**About this task:** Transcribe each entry below exactly. Pictures do not go in the copy.

**Recorded data:**
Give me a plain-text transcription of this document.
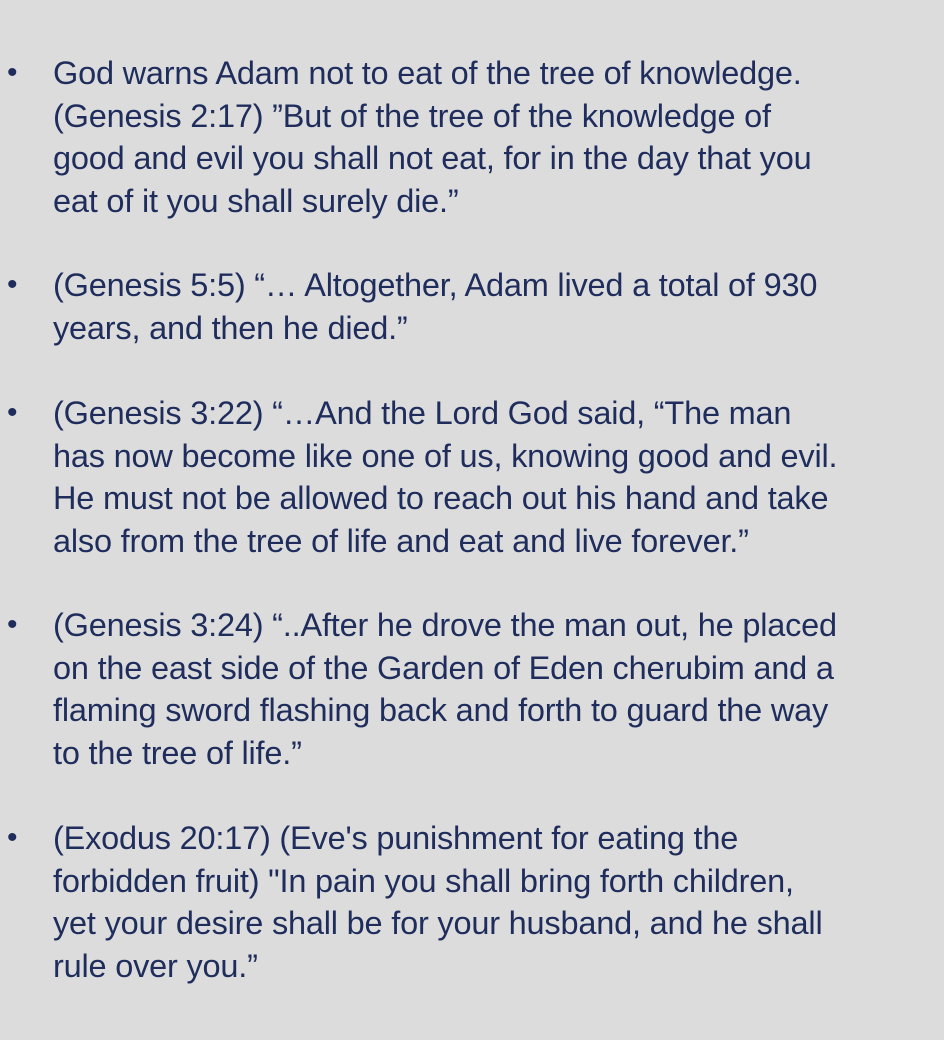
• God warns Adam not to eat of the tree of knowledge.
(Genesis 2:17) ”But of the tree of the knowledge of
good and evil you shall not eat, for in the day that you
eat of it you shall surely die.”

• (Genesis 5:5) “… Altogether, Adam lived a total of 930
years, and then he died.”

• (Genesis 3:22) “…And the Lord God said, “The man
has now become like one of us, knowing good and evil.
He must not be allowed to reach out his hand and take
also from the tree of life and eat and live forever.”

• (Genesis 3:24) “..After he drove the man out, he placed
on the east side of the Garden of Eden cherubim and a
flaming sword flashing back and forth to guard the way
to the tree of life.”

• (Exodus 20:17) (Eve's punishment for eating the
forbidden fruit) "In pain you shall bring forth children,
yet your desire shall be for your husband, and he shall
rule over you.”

**Task answer:**
Give me a plain-text transcription of this document.
• God warns Adam not to eat of the tree of knowledge.
(Genesis 2:17) ”But of the tree of the knowledge of
good and evil you shall not eat, for in the day that you
eat of it you shall surely die.”

• (Genesis 5:5) “… Altogether, Adam lived a total of 930
years, and then he died.”

• (Genesis 3:22) “…And the Lord God said, “The man
has now become like one of us, knowing good and evil.
He must not be allowed to reach out his hand and take
also from the tree of life and eat and live forever.”

• (Genesis 3:24) “..After he drove the man out, he placed
on the east side of the Garden of Eden cherubim and a
flaming sword flashing back and forth to guard the way
to the tree of life.”

• (Exodus 20:17) (Eve's punishment for eating the
forbidden fruit) "In pain you shall bring forth children,
yet your desire shall be for your husband, and he shall
rule over you.”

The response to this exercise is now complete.